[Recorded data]
►

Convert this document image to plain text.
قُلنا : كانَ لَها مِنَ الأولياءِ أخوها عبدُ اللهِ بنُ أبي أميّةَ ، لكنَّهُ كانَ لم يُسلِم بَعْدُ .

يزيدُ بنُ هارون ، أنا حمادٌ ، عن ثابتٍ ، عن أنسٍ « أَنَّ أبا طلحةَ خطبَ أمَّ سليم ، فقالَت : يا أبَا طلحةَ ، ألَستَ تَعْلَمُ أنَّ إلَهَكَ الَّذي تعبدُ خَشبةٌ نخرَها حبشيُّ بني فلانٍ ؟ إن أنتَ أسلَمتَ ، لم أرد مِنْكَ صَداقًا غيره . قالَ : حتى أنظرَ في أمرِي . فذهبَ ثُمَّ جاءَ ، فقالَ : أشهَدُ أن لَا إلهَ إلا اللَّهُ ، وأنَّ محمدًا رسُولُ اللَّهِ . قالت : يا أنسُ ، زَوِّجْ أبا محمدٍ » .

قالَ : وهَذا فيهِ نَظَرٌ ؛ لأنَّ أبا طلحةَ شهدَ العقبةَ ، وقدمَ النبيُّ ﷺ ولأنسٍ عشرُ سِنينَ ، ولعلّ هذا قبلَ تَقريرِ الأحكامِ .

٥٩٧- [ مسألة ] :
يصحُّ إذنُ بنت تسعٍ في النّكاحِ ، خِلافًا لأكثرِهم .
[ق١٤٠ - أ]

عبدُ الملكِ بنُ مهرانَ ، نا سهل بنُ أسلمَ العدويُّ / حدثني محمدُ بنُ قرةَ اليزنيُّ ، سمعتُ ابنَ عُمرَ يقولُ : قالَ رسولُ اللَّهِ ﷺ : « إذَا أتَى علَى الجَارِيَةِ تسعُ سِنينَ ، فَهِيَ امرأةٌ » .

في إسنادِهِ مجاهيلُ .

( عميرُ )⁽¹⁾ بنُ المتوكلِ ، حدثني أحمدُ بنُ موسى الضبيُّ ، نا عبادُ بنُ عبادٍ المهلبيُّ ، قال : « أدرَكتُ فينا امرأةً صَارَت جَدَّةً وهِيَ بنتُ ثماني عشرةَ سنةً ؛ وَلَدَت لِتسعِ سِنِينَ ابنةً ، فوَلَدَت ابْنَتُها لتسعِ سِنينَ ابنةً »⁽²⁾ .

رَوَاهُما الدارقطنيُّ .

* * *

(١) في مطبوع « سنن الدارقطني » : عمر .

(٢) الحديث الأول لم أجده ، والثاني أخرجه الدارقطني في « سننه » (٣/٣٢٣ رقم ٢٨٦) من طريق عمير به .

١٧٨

◄

### PROBLEM REQUIREMENTS
Extract, word for word, each line of the listing above.

### SOLUTION TO THE PROBLEM
Convert this document image to plain text.
قُلنا : كانَ لَها مِنَ الأولياءِ أخوها عبدُ اللهِ بنُ أبي أميّةَ ، لكنَّهُ كانَ لم يُسلِم بَعْدُ .

يزيدُ بنُ هارون ، أنا حمادٌ ، عن ثابتٍ ، عن أنسٍ « أَنَّ أبا طلحةَ خطبَ أمَّ سليم ، فقالَت : يا أبَا طلحةَ ، ألَستَ تَعْلَمُ أنَّ إلَهَكَ الَّذي تعبدُ خَشبةٌ نخرَها حبشيُّ بني فلانٍ ؟ إن أنتَ أسلَمتَ ، لم أرد مِنْكَ صَداقًا غيره . قالَ : حتى أنظرَ في أمرِي . فذهبَ ثُمَّ جاءَ ، فقالَ : أشهَدُ أن لَا إلهَ إلا اللَّهُ ، وأنَّ محمدًا رسُولُ اللَّهِ . قالت : يا أنسُ ، زَوِّجْ أبا محمدٍ » .

قالَ : وهَذا فيهِ نَظَرٌ ؛ لأنَّ أبا طلحةَ شهدَ العقبةَ ، وقدمَ النبيُّ ﷺ ولأنسٍ عشرُ سِنينَ ، ولعلّ هذا قبلَ تَقريرِ الأحكامِ .

٥٩٧- [ مسألة ] :
يصحُّ إذنُ بنت تسعٍ في النّكاحِ ، خِلافًا لأكثرِهم .
[ق١٤٠ - أ]

عبدُ الملكِ بنُ مهرانَ ، نا سهل بنُ أسلمَ العدويُّ / حدثني محمدُ بنُ قرةَ اليزنيُّ ، سمعتُ ابنَ عُمرَ يقولُ : قالَ رسولُ اللَّهِ ﷺ : « إذَا أتَى علَى الجَارِيَةِ تسعُ سِنينَ ، فَهِيَ امرأةٌ » .

في إسنادِهِ مجاهيلُ .

( عميرُ )⁽¹⁾ بنُ المتوكلِ ، حدثني أحمدُ بنُ موسى الضبيُّ ، نا عبادُ بنُ عبادٍ المهلبيُّ ، قال : « أدرَكتُ فينا امرأةً صَارَت جَدَّةً وهِيَ بنتُ ثماني عشرةَ سنةً ؛ وَلَدَت لِتسعِ سِنِينَ ابنةً ، فوَلَدَت ابْنَتُها لتسعِ سِنينَ ابنةً »⁽²⁾ .

رَوَاهُما الدارقطنيُّ .

* * *

(١) في مطبوع « سنن الدارقطني » : عمر .

(٢) الحديث الأول لم أجده ، والثاني أخرجه الدارقطني في « سننه » (٣/٣٢٣ رقم ٢٨٦) من طريق عمير به .

١٧٨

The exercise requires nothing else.